● Direction: Count how many lines below include the string "this", and give that number without anything else.

● Data shown:
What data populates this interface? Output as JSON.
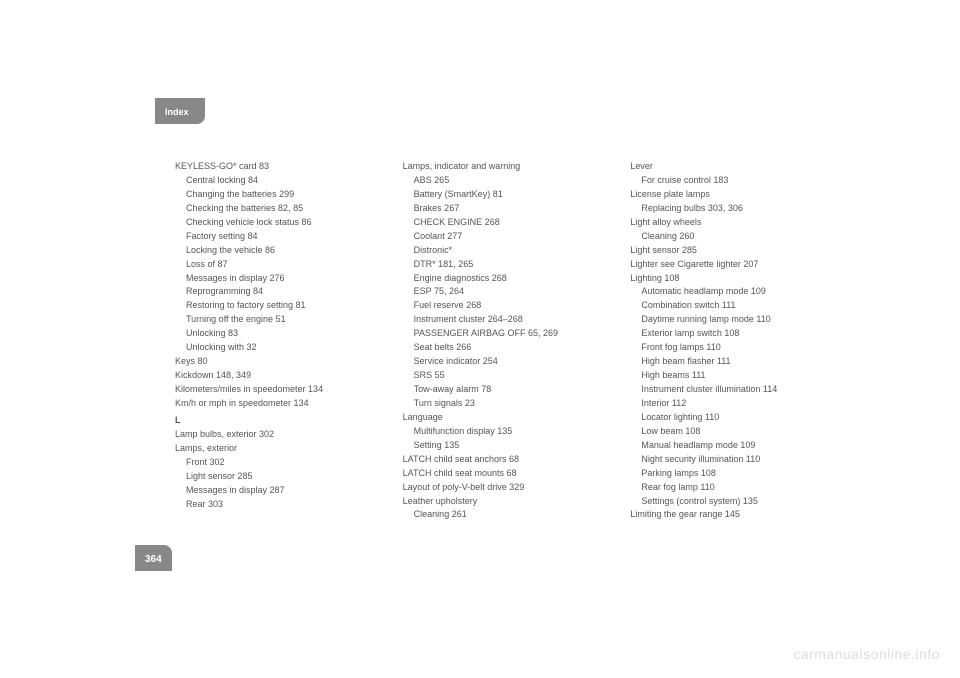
{
  "header": "Index",
  "page_number": "364",
  "watermark": "carmanualsonline.info",
  "columns": [
    [
      {
        "t": "KEYLESS-GO* card   83",
        "c": "entry"
      },
      {
        "t": "Central locking   84",
        "c": "entry sub"
      },
      {
        "t": "Changing the batteries   299",
        "c": "entry sub"
      },
      {
        "t": "Checking the batteries   82, 85",
        "c": "entry sub"
      },
      {
        "t": "Checking vehicle lock status   86",
        "c": "entry sub"
      },
      {
        "t": "Factory setting   84",
        "c": "entry sub"
      },
      {
        "t": "Locking the vehicle   86",
        "c": "entry sub"
      },
      {
        "t": "Loss of   87",
        "c": "entry sub"
      },
      {
        "t": "Messages in display   276",
        "c": "entry sub"
      },
      {
        "t": "Reprogramming   84",
        "c": "entry sub"
      },
      {
        "t": "Restoring to factory setting   81",
        "c": "entry sub"
      },
      {
        "t": "Turning off the engine   51",
        "c": "entry sub"
      },
      {
        "t": "Unlocking   83",
        "c": "entry sub"
      },
      {
        "t": "Unlocking with   32",
        "c": "entry sub"
      },
      {
        "t": "Keys   80",
        "c": "entry"
      },
      {
        "t": "Kickdown   148, 349",
        "c": "entry"
      },
      {
        "t": "Kilometers/miles in speedometer   134",
        "c": "entry"
      },
      {
        "t": "Km/h or mph in speedometer   134",
        "c": "entry"
      },
      {
        "t": "L",
        "c": "section-letter"
      },
      {
        "t": "Lamp bulbs, exterior   302",
        "c": "entry"
      },
      {
        "t": "Lamps, exterior",
        "c": "entry"
      },
      {
        "t": "Front   302",
        "c": "entry sub"
      },
      {
        "t": "Light sensor   285",
        "c": "entry sub"
      },
      {
        "t": "Messages in display   287",
        "c": "entry sub"
      },
      {
        "t": "Rear   303",
        "c": "entry sub"
      }
    ],
    [
      {
        "t": "Lamps, indicator and warning",
        "c": "entry"
      },
      {
        "t": "ABS   265",
        "c": "entry sub"
      },
      {
        "t": "Battery (SmartKey)   81",
        "c": "entry sub"
      },
      {
        "t": "Brakes   267",
        "c": "entry sub"
      },
      {
        "t": "CHECK ENGINE   268",
        "c": "entry sub"
      },
      {
        "t": "Coolant   277",
        "c": "entry sub"
      },
      {
        "t": "Distronic*",
        "c": "entry sub"
      },
      {
        "t": "DTR*   181, 265",
        "c": "entry sub"
      },
      {
        "t": "Engine diagnostics   268",
        "c": "entry sub"
      },
      {
        "t": "ESP   75, 264",
        "c": "entry sub"
      },
      {
        "t": "Fuel reserve   268",
        "c": "entry sub"
      },
      {
        "t": "Instrument cluster   264–268",
        "c": "entry sub"
      },
      {
        "t": "PASSENGER AIRBAG OFF   65, 269",
        "c": "entry sub"
      },
      {
        "t": "Seat belts   266",
        "c": "entry sub"
      },
      {
        "t": "Service indicator   254",
        "c": "entry sub"
      },
      {
        "t": "SRS   55",
        "c": "entry sub"
      },
      {
        "t": "Tow-away alarm   78",
        "c": "entry sub"
      },
      {
        "t": "Turn signals   23",
        "c": "entry sub"
      },
      {
        "t": "Language",
        "c": "entry"
      },
      {
        "t": "Multifunction display   135",
        "c": "entry sub"
      },
      {
        "t": "Setting   135",
        "c": "entry sub"
      },
      {
        "t": "LATCH child seat anchors   68",
        "c": "entry"
      },
      {
        "t": "LATCH child seat mounts   68",
        "c": "entry"
      },
      {
        "t": "Layout of poly-V-belt drive   329",
        "c": "entry"
      },
      {
        "t": "Leather upholstery",
        "c": "entry"
      },
      {
        "t": "Cleaning   261",
        "c": "entry sub"
      }
    ],
    [
      {
        "t": "Lever",
        "c": "entry"
      },
      {
        "t": "For cruise control   183",
        "c": "entry sub"
      },
      {
        "t": "License plate lamps",
        "c": "entry"
      },
      {
        "t": "Replacing bulbs   303, 306",
        "c": "entry sub"
      },
      {
        "t": "Light alloy wheels",
        "c": "entry"
      },
      {
        "t": "Cleaning   260",
        "c": "entry sub"
      },
      {
        "t": "Light sensor   285",
        "c": "entry"
      },
      {
        "t": "Lighter see Cigarette lighter   207",
        "c": "entry"
      },
      {
        "t": "Lighting   108",
        "c": "entry"
      },
      {
        "t": "Automatic headlamp mode   109",
        "c": "entry sub"
      },
      {
        "t": "Combination switch   111",
        "c": "entry sub"
      },
      {
        "t": "Daytime running lamp mode   110",
        "c": "entry sub"
      },
      {
        "t": "Exterior lamp switch   108",
        "c": "entry sub"
      },
      {
        "t": "Front fog lamps   110",
        "c": "entry sub"
      },
      {
        "t": "High beam flasher   111",
        "c": "entry sub"
      },
      {
        "t": "High beams   111",
        "c": "entry sub"
      },
      {
        "t": "Instrument cluster illumination   114",
        "c": "entry sub"
      },
      {
        "t": "Interior   112",
        "c": "entry sub"
      },
      {
        "t": "Locator lighting   110",
        "c": "entry sub"
      },
      {
        "t": "Low beam   108",
        "c": "entry sub"
      },
      {
        "t": "Manual headlamp mode   109",
        "c": "entry sub"
      },
      {
        "t": "Night security illumination   110",
        "c": "entry sub"
      },
      {
        "t": "Parking lamps   108",
        "c": "entry sub"
      },
      {
        "t": "Rear fog lamp   110",
        "c": "entry sub"
      },
      {
        "t": "Settings (control system)   135",
        "c": "entry sub"
      },
      {
        "t": "Limiting the gear range   145",
        "c": "entry"
      }
    ]
  ]
}
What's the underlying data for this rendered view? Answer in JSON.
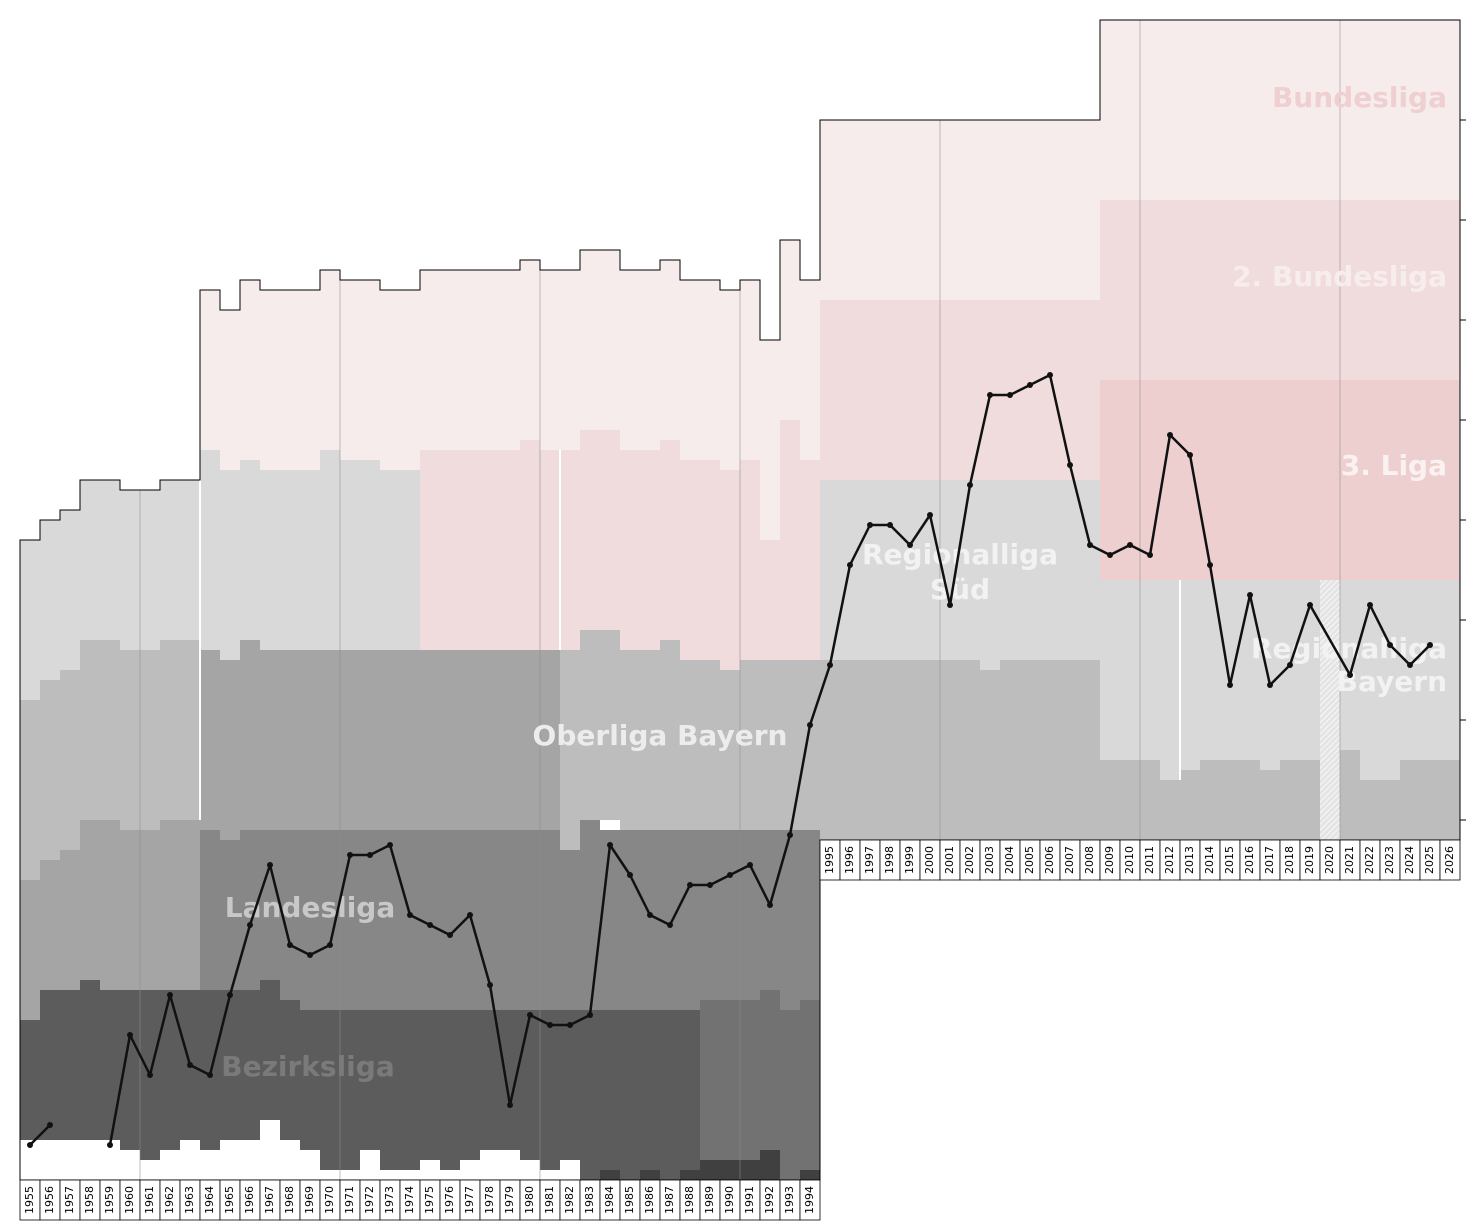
{
  "chart_data": {
    "type": "line",
    "categories": [
      "1955",
      "1956",
      "1957",
      "1958",
      "1959",
      "1960",
      "1961",
      "1962",
      "1963",
      "1964",
      "1965",
      "1966",
      "1967",
      "1968",
      "1969",
      "1970",
      "1971",
      "1972",
      "1973",
      "1974",
      "1975",
      "1976",
      "1977",
      "1978",
      "1979",
      "1980",
      "1981",
      "1982",
      "1983",
      "1984",
      "1985",
      "1986",
      "1987",
      "1988",
      "1989",
      "1990",
      "1991",
      "1992",
      "1993",
      "1994",
      "1995",
      "1996",
      "1997",
      "1998",
      "1999",
      "2000",
      "2001",
      "2002",
      "2003",
      "2004",
      "2005",
      "2006",
      "2007",
      "2008",
      "2009",
      "2010",
      "2011",
      "2012",
      "2013",
      "2014",
      "2015",
      "2016",
      "2017",
      "2018",
      "2019",
      "2020",
      "2021",
      "2022",
      "2023",
      "2024",
      "2025",
      "2026"
    ],
    "xlim": [
      1954.5,
      2026.5
    ],
    "ylim": [
      0,
      116
    ],
    "yticks": [
      10,
      20,
      30,
      40,
      50,
      60,
      70,
      80
    ],
    "xgrid": [
      1961,
      1971,
      1981,
      1991,
      2001,
      2011,
      2021
    ],
    "leagues": [
      {
        "label": [
          "Bundesliga"
        ],
        "color": "#f7ecec",
        "label_color": "#efcfcf",
        "segments": [
          [
            1964,
            1964,
            27,
            43
          ],
          [
            1965,
            1965,
            29,
            45
          ],
          [
            1966,
            1966,
            26,
            44
          ],
          [
            1967,
            1969,
            27,
            45
          ],
          [
            1970,
            1970,
            25,
            43
          ],
          [
            1971,
            1972,
            26,
            44
          ],
          [
            1973,
            1974,
            27,
            45
          ],
          [
            1975,
            1979,
            25,
            43
          ],
          [
            1980,
            1980,
            24,
            42
          ],
          [
            1981,
            1982,
            25,
            43
          ],
          [
            1983,
            1984,
            23,
            41
          ],
          [
            1985,
            1986,
            25,
            43
          ],
          [
            1987,
            1987,
            24,
            42
          ],
          [
            1988,
            1989,
            26,
            44
          ],
          [
            1990,
            1990,
            27,
            45
          ],
          [
            1991,
            1991,
            26,
            44
          ],
          [
            1992,
            1992,
            32,
            52
          ],
          [
            1993,
            1993,
            22,
            40
          ],
          [
            1994,
            1994,
            26,
            44
          ],
          [
            1995,
            2008,
            10,
            28
          ],
          [
            2009,
            2026,
            0,
            18
          ]
        ]
      },
      {
        "label": [
          "2. Bundesliga"
        ],
        "color": "#f0dcdc",
        "label_color": "#f8eded",
        "segments": [
          [
            1975,
            1979,
            43,
            63
          ],
          [
            1980,
            1980,
            42,
            63
          ],
          [
            1981,
            1982,
            43,
            63
          ],
          [
            1983,
            1984,
            41,
            61
          ],
          [
            1985,
            1986,
            43,
            63
          ],
          [
            1987,
            1987,
            42,
            62
          ],
          [
            1988,
            1989,
            44,
            64
          ],
          [
            1990,
            1990,
            45,
            65
          ],
          [
            1991,
            1991,
            44,
            64
          ],
          [
            1992,
            1992,
            52,
            64
          ],
          [
            1993,
            1993,
            40,
            64
          ],
          [
            1994,
            1994,
            44,
            64
          ],
          [
            1995,
            2008,
            28,
            46
          ],
          [
            2009,
            2026,
            18,
            36
          ]
        ]
      },
      {
        "label": [
          "3. Liga"
        ],
        "color": "#edcfcf",
        "label_color": "#faf2f2",
        "segments": [
          [
            2009,
            2026,
            36,
            56
          ]
        ]
      },
      {
        "label": [
          "Regionalliga",
          "Süd"
        ],
        "color": "#d9d9d9",
        "label_color": "#f2f2f2",
        "segments": [
          [
            1964,
            1964,
            43,
            63
          ],
          [
            1965,
            1965,
            45,
            64
          ],
          [
            1966,
            1966,
            44,
            62
          ],
          [
            1967,
            1969,
            45,
            63
          ],
          [
            1970,
            1970,
            43,
            63
          ],
          [
            1971,
            1972,
            44,
            63
          ],
          [
            1973,
            1974,
            45,
            63
          ],
          [
            1995,
            2002,
            46,
            64
          ],
          [
            2003,
            2003,
            46,
            65
          ],
          [
            2004,
            2008,
            46,
            64
          ]
        ]
      },
      {
        "label": [
          "Regionalliga",
          "Bayern"
        ],
        "color": "#d9d9d9",
        "label_color": "#f2f2f2",
        "segments": [
          [
            2009,
            2011,
            56,
            74
          ],
          [
            2012,
            2012,
            56,
            76
          ],
          [
            2013,
            2013,
            56,
            75
          ],
          [
            2014,
            2016,
            56,
            74
          ],
          [
            2017,
            2017,
            56,
            75
          ],
          [
            2018,
            2020,
            56,
            74
          ],
          [
            2021,
            2021,
            56,
            73
          ],
          [
            2022,
            2023,
            56,
            76
          ],
          [
            2024,
            2026,
            56,
            74
          ]
        ]
      },
      {
        "color": "#d9d9d9",
        "segments": [
          [
            1955,
            1955,
            52,
            68
          ],
          [
            1956,
            1956,
            50,
            66
          ],
          [
            1957,
            1957,
            49,
            65
          ],
          [
            1958,
            1959,
            46,
            62
          ],
          [
            1960,
            1961,
            47,
            63
          ],
          [
            1962,
            1963,
            46,
            62
          ]
        ]
      },
      {
        "label": [
          "Oberliga Bayern"
        ],
        "color": "#bdbdbd",
        "label_color": "#ececec",
        "segments": [
          [
            1982,
            1982,
            63,
            83
          ],
          [
            1983,
            1984,
            61,
            80
          ],
          [
            1985,
            1986,
            63,
            81
          ],
          [
            1987,
            1987,
            62,
            81
          ],
          [
            1988,
            1989,
            64,
            81
          ],
          [
            1990,
            1990,
            65,
            81
          ],
          [
            1991,
            1994,
            64,
            81
          ],
          [
            1995,
            2002,
            64,
            82
          ],
          [
            2003,
            2003,
            65,
            82
          ],
          [
            2004,
            2008,
            64,
            82
          ],
          [
            2009,
            2011,
            74,
            82
          ],
          [
            2012,
            2012,
            76,
            82
          ],
          [
            2013,
            2013,
            75,
            82
          ],
          [
            2014,
            2016,
            74,
            82
          ],
          [
            2017,
            2017,
            75,
            82
          ],
          [
            2018,
            2020,
            74,
            82
          ],
          [
            2021,
            2021,
            73,
            82
          ],
          [
            2022,
            2023,
            76,
            82
          ],
          [
            2024,
            2026,
            74,
            82
          ]
        ]
      },
      {
        "color": "#bdbdbd",
        "segments": [
          [
            1955,
            1955,
            68,
            86
          ],
          [
            1956,
            1956,
            66,
            84
          ],
          [
            1957,
            1957,
            65,
            83
          ],
          [
            1958,
            1959,
            62,
            80
          ],
          [
            1960,
            1961,
            63,
            81
          ],
          [
            1962,
            1963,
            62,
            80
          ]
        ]
      },
      {
        "color": "#a5a5a5",
        "segments": [
          [
            1955,
            1955,
            86,
            100
          ],
          [
            1956,
            1956,
            84,
            97
          ],
          [
            1957,
            1957,
            83,
            97
          ],
          [
            1958,
            1958,
            80,
            96
          ],
          [
            1959,
            1959,
            80,
            97
          ],
          [
            1960,
            1961,
            81,
            97
          ],
          [
            1962,
            1963,
            80,
            97
          ],
          [
            1964,
            1964,
            63,
            81
          ],
          [
            1965,
            1965,
            64,
            82
          ],
          [
            1966,
            1966,
            62,
            81
          ],
          [
            1967,
            1981,
            63,
            81
          ]
        ]
      },
      {
        "label": [
          "Landesliga"
        ],
        "color": "#878787",
        "label_color": "#c8c8c8",
        "segments": [
          [
            1964,
            1964,
            81,
            97
          ],
          [
            1965,
            1965,
            82,
            97
          ],
          [
            1966,
            1966,
            81,
            97
          ],
          [
            1967,
            1967,
            81,
            96
          ],
          [
            1968,
            1968,
            81,
            98
          ],
          [
            1969,
            1981,
            81,
            99
          ],
          [
            1982,
            1982,
            83,
            99
          ],
          [
            1983,
            1983,
            80,
            99
          ],
          [
            1984,
            1988,
            81,
            99
          ],
          [
            1989,
            1991,
            81,
            98
          ],
          [
            1992,
            1992,
            81,
            97
          ],
          [
            1993,
            1993,
            81,
            99
          ],
          [
            1994,
            1994,
            81,
            98
          ]
        ]
      },
      {
        "label": [
          "Bezirksliga"
        ],
        "color": "#5c5c5c",
        "label_color": "#7a7a7a",
        "segments": [
          [
            1955,
            1955,
            100,
            112
          ],
          [
            1956,
            1957,
            97,
            112
          ],
          [
            1958,
            1958,
            96,
            112
          ],
          [
            1959,
            1959,
            97,
            112
          ],
          [
            1960,
            1960,
            97,
            113
          ],
          [
            1961,
            1961,
            97,
            114
          ],
          [
            1962,
            1962,
            97,
            113
          ],
          [
            1963,
            1963,
            97,
            112
          ],
          [
            1964,
            1964,
            97,
            113
          ],
          [
            1965,
            1966,
            97,
            112
          ],
          [
            1967,
            1967,
            96,
            110
          ],
          [
            1968,
            1968,
            98,
            112
          ],
          [
            1969,
            1969,
            99,
            113
          ],
          [
            1970,
            1971,
            99,
            115
          ],
          [
            1972,
            1972,
            99,
            113
          ],
          [
            1973,
            1974,
            99,
            115
          ],
          [
            1975,
            1975,
            99,
            114
          ],
          [
            1976,
            1976,
            99,
            115
          ],
          [
            1977,
            1977,
            99,
            114
          ],
          [
            1978,
            1979,
            99,
            113
          ],
          [
            1980,
            1980,
            99,
            114
          ],
          [
            1981,
            1981,
            99,
            115
          ],
          [
            1982,
            1982,
            99,
            114
          ],
          [
            1983,
            1983,
            99,
            116
          ],
          [
            1984,
            1984,
            99,
            115
          ],
          [
            1985,
            1985,
            99,
            116
          ],
          [
            1986,
            1986,
            99,
            115
          ],
          [
            1987,
            1987,
            99,
            116
          ],
          [
            1988,
            1988,
            99,
            115
          ]
        ]
      },
      {
        "color": "#727272",
        "segments": [
          [
            1989,
            1991,
            98,
            114
          ],
          [
            1992,
            1992,
            97,
            113
          ],
          [
            1993,
            1993,
            99,
            116
          ],
          [
            1994,
            1994,
            98,
            115
          ]
        ]
      },
      {
        "color": "#404040",
        "segments": [
          [
            1984,
            1984,
            115,
            116
          ],
          [
            1986,
            1986,
            115,
            116
          ],
          [
            1988,
            1988,
            115,
            116
          ],
          [
            1989,
            1991,
            114,
            116
          ],
          [
            1992,
            1992,
            113,
            116
          ],
          [
            1994,
            1994,
            115,
            116
          ]
        ]
      }
    ],
    "series": [
      {
        "color": "#111111",
        "x": [
          1955,
          1956,
          1957,
          1958,
          1959,
          1960,
          1961,
          1962,
          1963,
          1964,
          1965,
          1966,
          1967,
          1968,
          1969,
          1970,
          1971,
          1972,
          1973,
          1974,
          1975,
          1976,
          1977,
          1978,
          1979,
          1980,
          1981,
          1982,
          1983,
          1984,
          1985,
          1986,
          1987,
          1988,
          1989,
          1990,
          1991,
          1992,
          1993,
          1994,
          1995,
          1996,
          1997,
          1998,
          1999,
          2000,
          2001,
          2002,
          2003,
          2004,
          2005,
          2006,
          2007,
          2008,
          2009,
          2010,
          2011,
          2012,
          2013,
          2014,
          2015,
          2016,
          2017,
          2018,
          2019,
          2021,
          2022,
          2023,
          2024,
          2025
        ],
        "values": [
          112.5,
          110.5,
          null,
          null,
          112.5,
          101.5,
          105.5,
          97.5,
          104.5,
          105.5,
          97.5,
          90.5,
          84.5,
          92.5,
          93.5,
          92.5,
          83.5,
          83.5,
          82.5,
          89.5,
          90.5,
          91.5,
          89.5,
          96.5,
          108.5,
          99.5,
          100.5,
          100.5,
          99.5,
          82.5,
          85.5,
          89.5,
          90.5,
          86.5,
          86.5,
          85.5,
          84.5,
          88.5,
          81.5,
          70.5,
          64.5,
          54.5,
          50.5,
          50.5,
          52.5,
          49.5,
          58.5,
          46.5,
          37.5,
          37.5,
          36.5,
          35.5,
          44.5,
          52.5,
          53.5,
          52.5,
          53.5,
          41.5,
          43.5,
          54.5,
          66.5,
          57.5,
          66.5,
          64.5,
          58.5,
          65.5,
          58.5,
          62.5,
          64.5,
          62.5
        ]
      }
    ]
  }
}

● Output below: 2